== WHAT YOU SHOULD DO ==
Look through the records below, count the lines with the word "ἀκόμη", and reply with only the number.

== RECORDS TO USE ==
<<<<

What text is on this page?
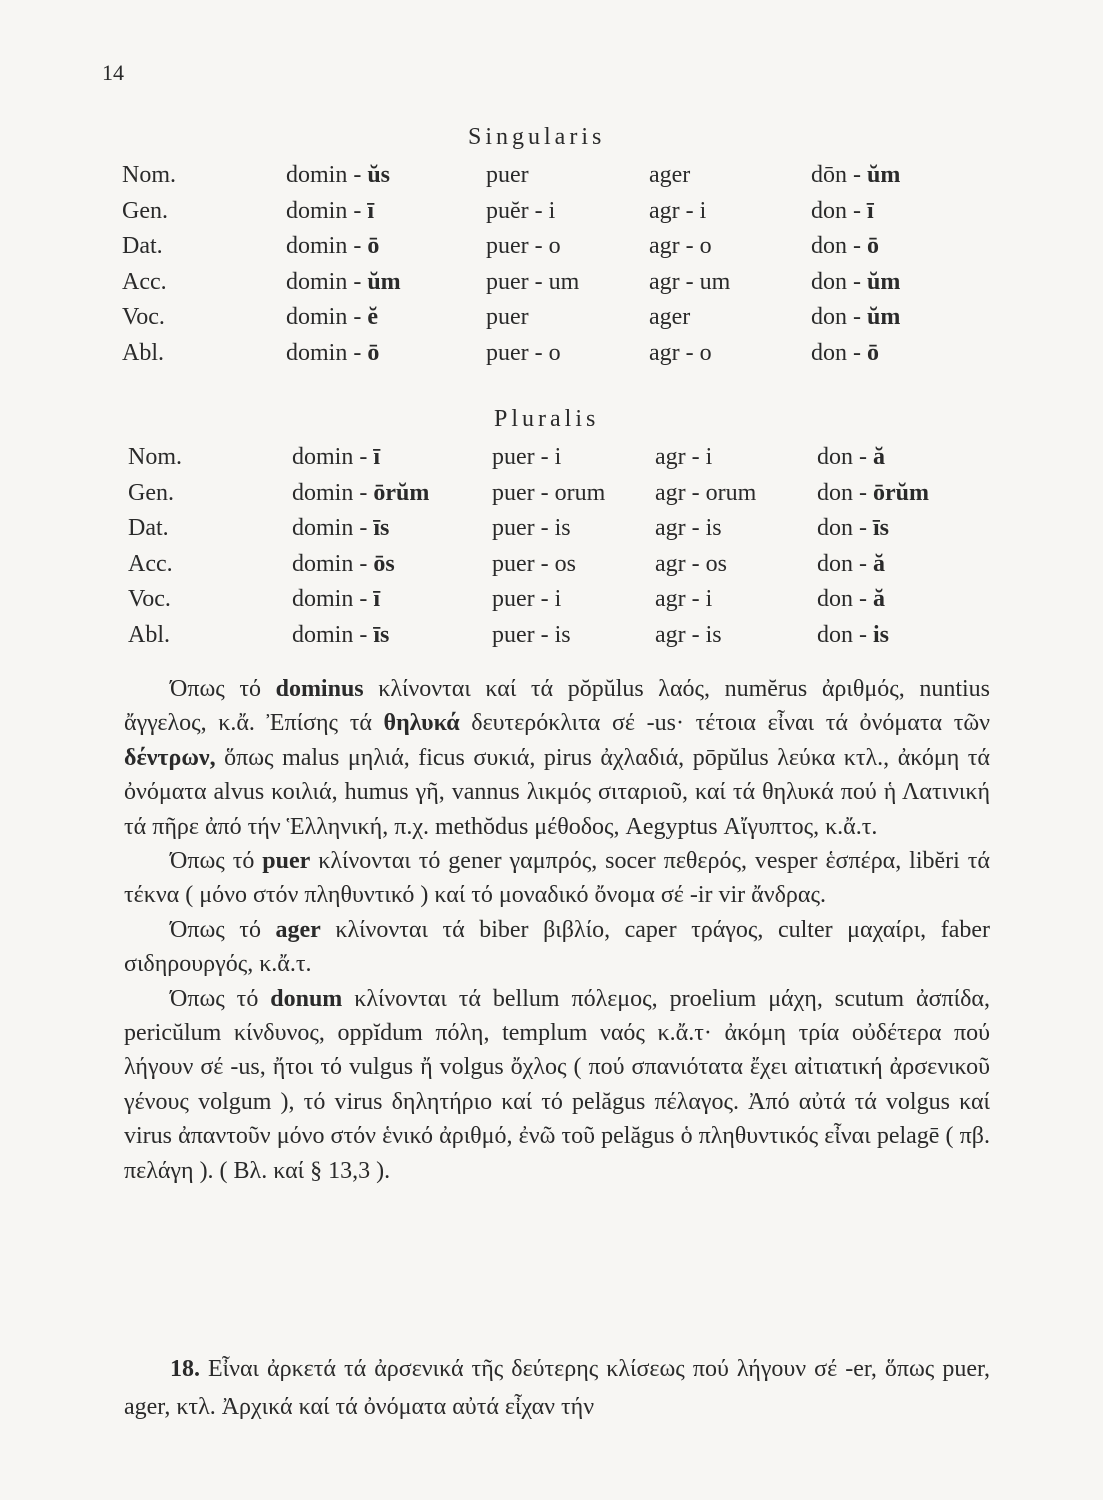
14
Singularis
Nom.	domin - ŭs	puer	ager	dōn - ŭm
Gen.	domin - ī	puĕr - i	agr - i	don - ī
Dat.	domin - ō	puer - o	agr - o	don - ō
Acc.	domin - ŭm	puer - um	agr - um	don - ŭm
Voc.	domin - ĕ	puer	ager	don - ŭm
Abl.	domin - ō	puer - o	agr - o	don - ō
Pluralis
Nom.	domin - ī	puer - i	agr - i	don - ă
Gen.	domin - ōrŭm	puer - orum	agr - orum	don - ōrŭm
Dat.	domin - īs	puer - is	agr - is	don - īs
Acc.	domin - ōs	puer - os	agr - os	don - ă
Voc.	domin - ī	puer - i	agr - i	don - ă
Abl.	domin - īs	puer - is	agr - is	don - is

Όπως τό dominus κλίνονται καί τά pŏpŭlus λαός, numĕrus ἀριθμός, nuntius ἄγγελος, κ.ἄ. Ἐπίσης τά θηλυκά δευτερόκλιτα σέ -us· τέτοια εἶναι τά ὀνόματα τῶν δέντρων, ὅπως malus μηλιά, ficus συκιά, pirus ἀχλαδιά, pōpŭlus λεύκα κτλ., ἀκόμη τά ὀνόματα alvus κοιλιά, humus γῆ, vannus λικμός σιταριοῦ, καί τά θηλυκά πού ἡ Λατινική τά πῆρε ἀπό τήν Ἑλληνική, π.χ. methŏdus μέθοδος, Aegyptus Αἴγυπτος, κ.ἄ.τ.

Όπως τό puer κλίνονται τό gener γαμπρός, socer πεθερός, vesper ἑσπέρα, libĕri τά τέκνα ( μόνο στόν πληθυντικό ) καί τό μοναδικό ὄνομα σέ -ir vir ἄνδρας.

Όπως τό ager κλίνονται τά biber βιβλίο, caper τράγος, culter μαχαίρι, faber σιδηρουργός, κ.ἄ.τ.

Όπως τό donum κλίνονται τά bellum πόλεμος, proelium μάχη, scutum ἀσπίδα, pericŭlum κίνδυνος, oppĭdum πόλη, templum ναός κ.ἄ.τ· ἀκόμη τρία οὐδέτερα πού λήγουν σέ -us, ἤτοι τό vulgus ἤ volgus ὄχλος ( πού σπανιότατα ἔχει αἰτιατική ἀρσενικοῦ γένους volgum ), τό virus δηλητήριο καί τό pelăgus πέλαγος. Ἀπό αὐτά τά volgus καί virus ἀπαντοῦν μόνο στόν ἑνικό ἀριθμό, ἐνῶ τοῦ pelăgus ὁ πληθυντικός εἶναι pelagē ( πβ. πελάγη ). ( Βλ. καί § 13,3 ).

18. Εἶναι ἀρκετά τά ἀρσενικά τῆς δεύτερης κλίσεως πού λήγουν σέ -er, ὅπως puer, ager, κτλ. Ἀρχικά καί τά ὀνόματα αὐτά εἶχαν τήν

>>>>

== SOLUTION BELOW ==
2